▶ **Set problem**
Wherever the word "муниципальных" turns up in a line of the entries, copy that line.

BEGIN Raw data

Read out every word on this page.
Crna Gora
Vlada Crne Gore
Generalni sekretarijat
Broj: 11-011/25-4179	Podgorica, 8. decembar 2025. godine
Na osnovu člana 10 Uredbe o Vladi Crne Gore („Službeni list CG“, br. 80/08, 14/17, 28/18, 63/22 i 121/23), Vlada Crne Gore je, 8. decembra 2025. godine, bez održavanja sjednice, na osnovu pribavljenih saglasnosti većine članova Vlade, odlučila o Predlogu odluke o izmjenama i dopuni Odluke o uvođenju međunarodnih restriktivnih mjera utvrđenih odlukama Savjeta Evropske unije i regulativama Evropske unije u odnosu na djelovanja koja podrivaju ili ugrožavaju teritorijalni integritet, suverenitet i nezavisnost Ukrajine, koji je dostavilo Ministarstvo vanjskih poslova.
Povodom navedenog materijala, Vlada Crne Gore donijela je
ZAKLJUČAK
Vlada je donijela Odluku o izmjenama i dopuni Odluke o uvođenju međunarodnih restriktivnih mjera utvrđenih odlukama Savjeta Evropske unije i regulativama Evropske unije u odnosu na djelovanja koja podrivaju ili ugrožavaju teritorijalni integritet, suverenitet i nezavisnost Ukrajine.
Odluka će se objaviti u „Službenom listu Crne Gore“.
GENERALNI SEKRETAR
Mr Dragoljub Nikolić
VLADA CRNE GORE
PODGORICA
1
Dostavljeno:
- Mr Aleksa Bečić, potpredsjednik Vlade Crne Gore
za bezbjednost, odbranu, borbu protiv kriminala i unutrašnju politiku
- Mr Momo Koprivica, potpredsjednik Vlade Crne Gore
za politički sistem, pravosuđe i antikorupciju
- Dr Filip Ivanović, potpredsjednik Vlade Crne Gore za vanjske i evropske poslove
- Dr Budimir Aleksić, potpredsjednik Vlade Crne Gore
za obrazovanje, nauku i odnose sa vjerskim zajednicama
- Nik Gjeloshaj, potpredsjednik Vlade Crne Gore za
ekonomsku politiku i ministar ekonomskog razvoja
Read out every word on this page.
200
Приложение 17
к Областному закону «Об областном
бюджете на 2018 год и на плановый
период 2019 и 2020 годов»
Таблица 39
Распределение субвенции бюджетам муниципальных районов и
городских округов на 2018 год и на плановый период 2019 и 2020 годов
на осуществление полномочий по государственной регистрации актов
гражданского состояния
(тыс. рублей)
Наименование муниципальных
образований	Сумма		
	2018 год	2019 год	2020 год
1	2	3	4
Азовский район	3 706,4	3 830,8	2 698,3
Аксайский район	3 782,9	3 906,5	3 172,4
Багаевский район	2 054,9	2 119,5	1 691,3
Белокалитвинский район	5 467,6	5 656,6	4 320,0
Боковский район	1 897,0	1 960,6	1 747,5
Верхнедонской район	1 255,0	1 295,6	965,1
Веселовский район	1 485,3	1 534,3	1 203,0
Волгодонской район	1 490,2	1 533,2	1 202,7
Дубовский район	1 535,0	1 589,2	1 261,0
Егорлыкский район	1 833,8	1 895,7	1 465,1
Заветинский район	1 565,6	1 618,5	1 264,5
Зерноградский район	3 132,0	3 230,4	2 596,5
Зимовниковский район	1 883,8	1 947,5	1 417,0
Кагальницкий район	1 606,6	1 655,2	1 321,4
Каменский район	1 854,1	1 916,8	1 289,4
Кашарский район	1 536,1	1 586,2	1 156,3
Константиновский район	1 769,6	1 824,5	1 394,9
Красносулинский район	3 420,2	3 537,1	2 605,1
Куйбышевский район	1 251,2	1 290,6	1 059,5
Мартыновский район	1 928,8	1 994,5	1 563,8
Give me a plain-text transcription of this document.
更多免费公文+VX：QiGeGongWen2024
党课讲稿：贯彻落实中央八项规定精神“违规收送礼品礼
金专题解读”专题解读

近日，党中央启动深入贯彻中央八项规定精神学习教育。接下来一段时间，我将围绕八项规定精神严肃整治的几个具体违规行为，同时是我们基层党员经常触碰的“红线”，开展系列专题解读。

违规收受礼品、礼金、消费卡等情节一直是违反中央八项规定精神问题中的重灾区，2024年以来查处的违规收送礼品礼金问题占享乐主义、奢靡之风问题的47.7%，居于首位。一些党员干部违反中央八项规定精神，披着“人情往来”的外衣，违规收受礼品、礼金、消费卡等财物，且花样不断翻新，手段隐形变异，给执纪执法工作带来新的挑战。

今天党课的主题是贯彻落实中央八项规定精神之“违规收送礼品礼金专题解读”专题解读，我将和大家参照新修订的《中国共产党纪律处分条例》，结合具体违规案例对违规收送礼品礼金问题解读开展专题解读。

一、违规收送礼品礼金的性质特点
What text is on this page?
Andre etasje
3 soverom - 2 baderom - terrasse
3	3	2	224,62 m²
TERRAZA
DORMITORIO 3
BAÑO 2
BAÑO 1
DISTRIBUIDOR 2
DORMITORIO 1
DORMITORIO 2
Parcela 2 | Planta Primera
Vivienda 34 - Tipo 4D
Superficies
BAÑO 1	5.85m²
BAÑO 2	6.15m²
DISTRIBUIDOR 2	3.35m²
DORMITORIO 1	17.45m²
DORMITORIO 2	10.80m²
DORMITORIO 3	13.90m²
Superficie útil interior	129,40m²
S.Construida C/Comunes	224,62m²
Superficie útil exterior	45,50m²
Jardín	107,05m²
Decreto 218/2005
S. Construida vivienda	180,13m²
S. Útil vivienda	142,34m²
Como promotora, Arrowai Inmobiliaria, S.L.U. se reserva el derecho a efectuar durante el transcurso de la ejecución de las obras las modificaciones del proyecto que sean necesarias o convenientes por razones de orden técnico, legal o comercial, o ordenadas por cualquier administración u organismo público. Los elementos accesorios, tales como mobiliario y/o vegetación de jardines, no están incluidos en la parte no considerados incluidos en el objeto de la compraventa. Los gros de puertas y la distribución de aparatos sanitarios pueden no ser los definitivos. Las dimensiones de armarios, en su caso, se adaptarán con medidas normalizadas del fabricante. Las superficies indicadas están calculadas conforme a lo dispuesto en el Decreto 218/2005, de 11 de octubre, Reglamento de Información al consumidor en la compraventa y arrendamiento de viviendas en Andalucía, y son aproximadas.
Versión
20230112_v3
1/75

END Raw data

▶ **Written reply**
Распределение субвенции бюджетам муниципальных районов и
Наименование муниципальных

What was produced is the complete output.